◆ **Required work**: Say the number of lines containing the string "object", and say nothing else.

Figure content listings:
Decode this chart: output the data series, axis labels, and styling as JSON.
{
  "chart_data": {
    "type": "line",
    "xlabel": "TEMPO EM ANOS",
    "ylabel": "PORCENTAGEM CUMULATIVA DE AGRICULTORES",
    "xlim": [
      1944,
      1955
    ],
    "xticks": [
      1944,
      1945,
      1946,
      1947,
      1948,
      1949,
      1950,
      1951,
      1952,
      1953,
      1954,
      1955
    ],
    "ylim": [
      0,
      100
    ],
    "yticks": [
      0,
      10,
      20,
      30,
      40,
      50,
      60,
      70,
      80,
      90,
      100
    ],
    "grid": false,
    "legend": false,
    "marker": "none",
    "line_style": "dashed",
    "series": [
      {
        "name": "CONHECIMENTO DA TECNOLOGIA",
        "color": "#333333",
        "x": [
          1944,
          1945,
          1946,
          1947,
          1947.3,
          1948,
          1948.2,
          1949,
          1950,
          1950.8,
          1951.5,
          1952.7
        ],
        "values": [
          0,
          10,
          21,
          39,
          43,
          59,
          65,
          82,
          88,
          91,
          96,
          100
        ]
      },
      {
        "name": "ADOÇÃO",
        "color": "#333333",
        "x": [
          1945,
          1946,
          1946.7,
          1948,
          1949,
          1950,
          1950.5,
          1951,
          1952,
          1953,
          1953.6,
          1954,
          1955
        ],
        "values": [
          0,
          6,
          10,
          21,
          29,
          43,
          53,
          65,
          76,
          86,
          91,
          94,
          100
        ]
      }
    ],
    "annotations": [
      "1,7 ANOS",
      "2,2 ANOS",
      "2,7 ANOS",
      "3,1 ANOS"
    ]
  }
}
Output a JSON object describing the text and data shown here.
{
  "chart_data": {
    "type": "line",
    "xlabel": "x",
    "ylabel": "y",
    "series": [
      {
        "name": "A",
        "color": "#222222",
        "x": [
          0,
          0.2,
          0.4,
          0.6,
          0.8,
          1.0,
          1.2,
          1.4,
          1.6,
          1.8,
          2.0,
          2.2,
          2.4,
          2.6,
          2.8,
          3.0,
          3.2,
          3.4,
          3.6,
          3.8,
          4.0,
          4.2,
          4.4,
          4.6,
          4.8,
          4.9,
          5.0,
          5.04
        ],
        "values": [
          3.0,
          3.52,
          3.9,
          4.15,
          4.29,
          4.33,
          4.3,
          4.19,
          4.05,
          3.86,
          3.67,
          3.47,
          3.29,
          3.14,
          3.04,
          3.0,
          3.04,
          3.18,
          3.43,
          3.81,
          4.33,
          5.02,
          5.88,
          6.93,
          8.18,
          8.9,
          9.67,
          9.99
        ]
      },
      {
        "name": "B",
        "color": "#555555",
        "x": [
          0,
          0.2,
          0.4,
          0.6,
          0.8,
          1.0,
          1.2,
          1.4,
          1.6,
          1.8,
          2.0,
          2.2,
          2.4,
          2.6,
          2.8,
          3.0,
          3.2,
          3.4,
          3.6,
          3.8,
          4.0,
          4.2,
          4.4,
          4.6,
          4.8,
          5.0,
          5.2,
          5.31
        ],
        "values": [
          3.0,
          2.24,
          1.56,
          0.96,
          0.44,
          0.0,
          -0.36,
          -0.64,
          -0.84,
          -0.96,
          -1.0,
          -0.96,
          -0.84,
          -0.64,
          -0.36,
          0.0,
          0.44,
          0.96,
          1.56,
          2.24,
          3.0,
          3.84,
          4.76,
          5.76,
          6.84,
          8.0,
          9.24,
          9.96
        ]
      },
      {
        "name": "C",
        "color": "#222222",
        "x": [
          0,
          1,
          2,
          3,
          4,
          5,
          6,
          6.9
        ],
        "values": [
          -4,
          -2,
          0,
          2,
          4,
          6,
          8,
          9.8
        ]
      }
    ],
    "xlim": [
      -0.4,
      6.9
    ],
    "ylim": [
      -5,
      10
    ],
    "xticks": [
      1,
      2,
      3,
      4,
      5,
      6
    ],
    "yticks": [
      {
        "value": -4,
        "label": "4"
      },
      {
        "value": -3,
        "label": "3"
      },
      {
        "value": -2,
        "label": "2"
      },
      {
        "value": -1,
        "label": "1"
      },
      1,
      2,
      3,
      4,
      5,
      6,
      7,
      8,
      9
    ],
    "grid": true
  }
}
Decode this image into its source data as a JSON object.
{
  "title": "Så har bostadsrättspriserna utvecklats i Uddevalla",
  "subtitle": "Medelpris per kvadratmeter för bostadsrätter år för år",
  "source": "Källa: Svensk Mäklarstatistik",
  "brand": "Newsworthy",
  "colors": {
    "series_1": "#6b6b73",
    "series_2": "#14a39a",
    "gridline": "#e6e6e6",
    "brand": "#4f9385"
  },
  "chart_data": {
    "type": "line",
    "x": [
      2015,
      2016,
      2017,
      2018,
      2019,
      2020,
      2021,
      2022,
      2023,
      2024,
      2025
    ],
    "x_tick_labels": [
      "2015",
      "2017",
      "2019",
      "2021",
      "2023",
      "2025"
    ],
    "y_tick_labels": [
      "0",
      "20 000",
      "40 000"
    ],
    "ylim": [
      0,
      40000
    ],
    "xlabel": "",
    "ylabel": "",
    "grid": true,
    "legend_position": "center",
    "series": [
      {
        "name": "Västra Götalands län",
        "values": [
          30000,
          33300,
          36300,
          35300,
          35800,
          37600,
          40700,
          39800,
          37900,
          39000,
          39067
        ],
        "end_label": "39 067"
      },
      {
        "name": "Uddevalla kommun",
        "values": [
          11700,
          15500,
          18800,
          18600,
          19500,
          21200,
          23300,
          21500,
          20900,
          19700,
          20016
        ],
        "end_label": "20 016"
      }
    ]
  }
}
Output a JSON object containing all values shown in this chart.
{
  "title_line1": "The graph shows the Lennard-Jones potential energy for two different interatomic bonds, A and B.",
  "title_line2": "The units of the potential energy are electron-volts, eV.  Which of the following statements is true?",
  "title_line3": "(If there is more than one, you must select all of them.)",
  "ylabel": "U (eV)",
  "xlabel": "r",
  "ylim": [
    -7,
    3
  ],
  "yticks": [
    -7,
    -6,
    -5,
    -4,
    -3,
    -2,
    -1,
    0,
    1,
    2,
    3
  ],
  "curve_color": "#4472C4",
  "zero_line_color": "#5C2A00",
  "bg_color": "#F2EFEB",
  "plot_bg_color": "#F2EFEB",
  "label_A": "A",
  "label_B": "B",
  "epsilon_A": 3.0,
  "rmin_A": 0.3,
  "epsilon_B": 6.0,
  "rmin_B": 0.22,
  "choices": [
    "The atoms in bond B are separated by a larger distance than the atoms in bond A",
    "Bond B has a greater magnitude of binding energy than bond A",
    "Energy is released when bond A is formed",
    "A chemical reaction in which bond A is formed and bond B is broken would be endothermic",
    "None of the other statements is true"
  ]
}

◆ **The answer**: 3